Review of Benjamin Friedman’s Religion and the Rise of Capitalism

Salim Rashid

Journal of Economics, Theology and Religion, vol. 1, no. 2 (2021): 217-225


Published
17 June 2021 (first view)
01 November 2021


The claim of this book is that religion, in this case meaning Protestant Christianity, was highly influential in the formation and acceptance of modern economics, as well as being an important influence in the acceptance of several individualist economic policies in today’s USA.[1] These points are true and deserve to be more widely known and appreciated. I agree fully with the primary thesis of this book, which is of considerable importance. That being said, however, the evidence provided to support the thesis is seriously deficient—an awkward position for a reviewer. To extricate myself as best I can, I will proceed to summarize the main claims of Benjamin Friedman, leaning extensively on quotes. Thereafter, I will explore three ways in which Friedman has not done justice to his argument. Briefly, these are as follows: First, Friedman provides no structural analysis of the core features defining capitalist society. Secondly, the primary analytic argument, ‘the invisible hand,’ is misleadingly stated. Thirdly, the actual contributions of Christians are either glossed over or ignored. These points are raised as constructive criticisms: the importance of Friedman’s book remains

Turning to Friedman’s main claims, we see his introductory statement the following:

In this book I argue that the influence of religious beliefs on modern Western economics has been profound, and that it remains important today … But the point is more than just a matter of the history of ideas. The influence of religious thinking also bears on how Americans today, along with citizens of other Western countries, think about many of the most highly contested economic policy issues of our time (x).

As Friedman points out, such a claim should have been obvious because religion was omnipresent and central, but the obvious has been submerged: “… the creators of modern economics lived at a time when religion was both more pervasive and more central than anything we know in today’s Western world. And, crucially, intellectual life was more integrated then” (xi).

Adam Smith is the central thinker for the first half of the book, but the ideas of the Wealth of Nations could only be persuasive because theology itself had softened the European mind.

I argue that what opened the way for the early economists’ insight into the beneficial consequences of individually motivated initiative carried out in competitive markets was the expanded vision of the human character and its possibilities that the movement away from predestinarian Calvinism fostered (xiii).

GIVEN TASK A: In the records, change "Nuwara Eliya" to "Badulla" and leave everything else as it is. Start at the beginning of the records and end after the line that contains "Text: 51.82%: 51.82% xyxy=(265,478,311,488)".

DATA FOR THIS EXERCISE:

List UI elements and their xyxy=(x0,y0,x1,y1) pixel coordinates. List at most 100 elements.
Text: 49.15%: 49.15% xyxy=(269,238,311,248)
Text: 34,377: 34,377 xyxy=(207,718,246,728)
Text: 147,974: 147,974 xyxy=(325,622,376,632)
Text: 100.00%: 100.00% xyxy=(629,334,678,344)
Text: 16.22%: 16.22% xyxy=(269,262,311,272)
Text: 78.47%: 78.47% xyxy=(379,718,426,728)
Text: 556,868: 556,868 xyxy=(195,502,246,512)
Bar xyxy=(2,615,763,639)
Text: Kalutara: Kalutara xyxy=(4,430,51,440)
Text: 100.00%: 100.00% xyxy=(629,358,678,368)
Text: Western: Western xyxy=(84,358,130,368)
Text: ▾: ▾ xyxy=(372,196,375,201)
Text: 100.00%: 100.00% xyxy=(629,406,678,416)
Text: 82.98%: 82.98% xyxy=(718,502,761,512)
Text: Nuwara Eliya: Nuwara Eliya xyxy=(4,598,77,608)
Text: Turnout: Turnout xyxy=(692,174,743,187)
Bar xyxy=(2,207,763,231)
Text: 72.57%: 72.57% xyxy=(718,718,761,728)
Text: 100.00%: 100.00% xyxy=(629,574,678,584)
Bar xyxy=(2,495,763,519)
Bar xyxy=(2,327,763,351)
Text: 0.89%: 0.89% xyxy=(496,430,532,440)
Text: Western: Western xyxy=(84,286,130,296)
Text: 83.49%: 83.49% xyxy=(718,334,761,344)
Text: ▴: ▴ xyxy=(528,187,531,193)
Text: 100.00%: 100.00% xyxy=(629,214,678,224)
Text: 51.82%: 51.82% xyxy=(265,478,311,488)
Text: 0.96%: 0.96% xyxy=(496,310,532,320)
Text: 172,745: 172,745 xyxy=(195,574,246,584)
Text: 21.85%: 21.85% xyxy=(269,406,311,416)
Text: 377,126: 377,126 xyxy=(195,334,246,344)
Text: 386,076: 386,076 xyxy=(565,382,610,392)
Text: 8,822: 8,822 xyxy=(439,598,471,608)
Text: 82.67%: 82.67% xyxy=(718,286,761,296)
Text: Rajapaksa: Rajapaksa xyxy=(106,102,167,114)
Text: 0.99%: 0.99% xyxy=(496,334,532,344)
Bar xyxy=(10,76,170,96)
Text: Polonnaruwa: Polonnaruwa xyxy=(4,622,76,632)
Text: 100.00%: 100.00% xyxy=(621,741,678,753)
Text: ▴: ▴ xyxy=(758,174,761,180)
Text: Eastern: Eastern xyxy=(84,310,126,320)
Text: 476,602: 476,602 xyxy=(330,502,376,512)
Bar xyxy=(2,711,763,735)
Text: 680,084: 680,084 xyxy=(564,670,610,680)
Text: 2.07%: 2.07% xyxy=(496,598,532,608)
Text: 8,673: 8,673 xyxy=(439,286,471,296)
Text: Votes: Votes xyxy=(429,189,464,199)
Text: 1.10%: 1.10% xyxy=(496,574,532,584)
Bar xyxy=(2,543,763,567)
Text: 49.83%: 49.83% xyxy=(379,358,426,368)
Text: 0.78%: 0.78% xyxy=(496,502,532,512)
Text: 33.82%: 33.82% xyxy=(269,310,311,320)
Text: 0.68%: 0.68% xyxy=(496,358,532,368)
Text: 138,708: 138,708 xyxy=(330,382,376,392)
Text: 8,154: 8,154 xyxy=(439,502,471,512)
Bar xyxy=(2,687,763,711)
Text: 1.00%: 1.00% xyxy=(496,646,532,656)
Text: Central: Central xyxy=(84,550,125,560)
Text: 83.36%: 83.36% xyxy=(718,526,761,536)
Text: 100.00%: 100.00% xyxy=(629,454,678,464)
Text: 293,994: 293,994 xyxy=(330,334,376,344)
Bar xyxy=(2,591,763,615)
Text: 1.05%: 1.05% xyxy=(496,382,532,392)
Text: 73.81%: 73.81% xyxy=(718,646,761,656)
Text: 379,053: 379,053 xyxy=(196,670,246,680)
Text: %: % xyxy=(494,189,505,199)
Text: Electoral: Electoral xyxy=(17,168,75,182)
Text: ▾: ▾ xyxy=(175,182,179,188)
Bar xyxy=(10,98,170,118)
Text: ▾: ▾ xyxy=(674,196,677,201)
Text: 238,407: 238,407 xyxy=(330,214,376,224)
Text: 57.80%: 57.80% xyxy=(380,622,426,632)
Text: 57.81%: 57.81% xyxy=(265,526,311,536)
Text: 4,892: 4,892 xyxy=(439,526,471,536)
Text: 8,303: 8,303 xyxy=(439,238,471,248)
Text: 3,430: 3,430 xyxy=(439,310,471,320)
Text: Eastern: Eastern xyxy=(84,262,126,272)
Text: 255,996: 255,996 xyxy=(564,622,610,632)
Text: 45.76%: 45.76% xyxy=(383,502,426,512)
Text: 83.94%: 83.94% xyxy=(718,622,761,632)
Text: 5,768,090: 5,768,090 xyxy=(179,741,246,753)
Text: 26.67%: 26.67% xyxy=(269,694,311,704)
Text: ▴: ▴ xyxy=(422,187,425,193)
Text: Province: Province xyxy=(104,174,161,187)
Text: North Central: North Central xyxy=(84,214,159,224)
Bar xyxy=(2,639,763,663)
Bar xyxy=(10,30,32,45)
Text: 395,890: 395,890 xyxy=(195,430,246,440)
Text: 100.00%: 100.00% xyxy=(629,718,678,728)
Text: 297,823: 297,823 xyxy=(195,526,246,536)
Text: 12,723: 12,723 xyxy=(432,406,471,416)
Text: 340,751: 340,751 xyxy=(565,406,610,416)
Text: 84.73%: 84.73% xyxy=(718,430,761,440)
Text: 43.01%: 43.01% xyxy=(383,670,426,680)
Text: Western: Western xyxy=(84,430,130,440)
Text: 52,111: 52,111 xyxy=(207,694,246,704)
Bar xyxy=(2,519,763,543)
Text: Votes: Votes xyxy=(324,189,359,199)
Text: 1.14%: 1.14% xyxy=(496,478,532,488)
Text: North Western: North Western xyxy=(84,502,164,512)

GIVEN TASK B: Continue the review of Friedman's book on religion and capitalism from where it stops.

RIGHT ANSWER A:
List UI elements and their xyxy=(x0,y0,x1,y1) pixel coordinates. List at most 100 elements.
Text: 49.15%: 49.15% xyxy=(269,238,311,248)
Text: 34,377: 34,377 xyxy=(207,718,246,728)
Text: 147,974: 147,974 xyxy=(325,622,376,632)
Text: 100.00%: 100.00% xyxy=(629,334,678,344)
Text: 16.22%: 16.22% xyxy=(269,262,311,272)
Text: 78.47%: 78.47% xyxy=(379,718,426,728)
Text: 556,868: 556,868 xyxy=(195,502,246,512)
Bar xyxy=(2,615,763,639)
Text: Kalutara: Kalutara xyxy=(4,430,51,440)
Text: 100.00%: 100.00% xyxy=(629,358,678,368)
Text: Western: Western xyxy=(84,358,130,368)
Text: ▾: ▾ xyxy=(372,196,375,201)
Text: 100.00%: 100.00% xyxy=(629,406,678,416)
Text: 82.98%: 82.98% xyxy=(718,502,761,512)
Text: Badulla: Badulla xyxy=(4,598,77,608)
Text: Turnout: Turnout xyxy=(692,174,743,187)
Bar xyxy=(2,207,763,231)
Text: 72.57%: 72.57% xyxy=(718,718,761,728)
Text: 100.00%: 100.00% xyxy=(629,574,678,584)
Bar xyxy=(2,495,763,519)
Bar xyxy=(2,327,763,351)
Text: 0.89%: 0.89% xyxy=(496,430,532,440)
Text: Western: Western xyxy=(84,286,130,296)
Text: 83.49%: 83.49% xyxy=(718,334,761,344)
Text: ▴: ▴ xyxy=(528,187,531,193)
Text: 100.00%: 100.00% xyxy=(629,214,678,224)
Text: 51.82%: 51.82% xyxy=(265,478,311,488)

RIGHT ANSWER B:
The most consequential of Smith’s ideas is that of “the invisible hand”; Friedman spends considerable time in explaining the concept and its significance.

The central insight underlying modern Western economics—the idea that we know today as the invisible hand, even though Adam Smith’s use of the phrase was neither original nor so specific—is that behavior motivated merely by individuals’ self-interest can, and under the right conditions will, lead to beneficial outcomes not merely for those individuals but for others as well (29).

Ideas are the driving force of the first part of the book; thereafter, the buildup is to US economic policy. With short accounts provided of early clerical economists in the US and of the ‘American system’ (i.e., protection, especially of infant industries), Friedman gives the most space to theological issues and their impact on policy. The vast size of the US, its continual expansion in the 19th century, the variety of European cultures, the decentralization permitted by the federal structure, the consequent lightness of ‘felt government’—all of these features make the US situation especially difficult to summarize.[2] Within the confines of a book, Friedman has had to choose, and he chose well. The book is informative throughout about religion and economic policy, but especially so where the US is concerned. The presentation of premillennial and postmillennial patterns of Christian theology is both clear and extensive. Understanding the consequences of postmillennialism is easier: “Under a postmillennialist interpretation … not only is human history a story of improvement; the improvement is human-caused” (210). Such a belief makes human improvement, especially economic activity, a part of faith. By contrast, premillenials may be socially and economically active, but nothing in their faith impels them to be so. These beliefs are then tied in persuasively with differing economic policies. Apart from asking why macroeconomic variables should be definable as conveniently as assumed by economists, all of the important points are presented.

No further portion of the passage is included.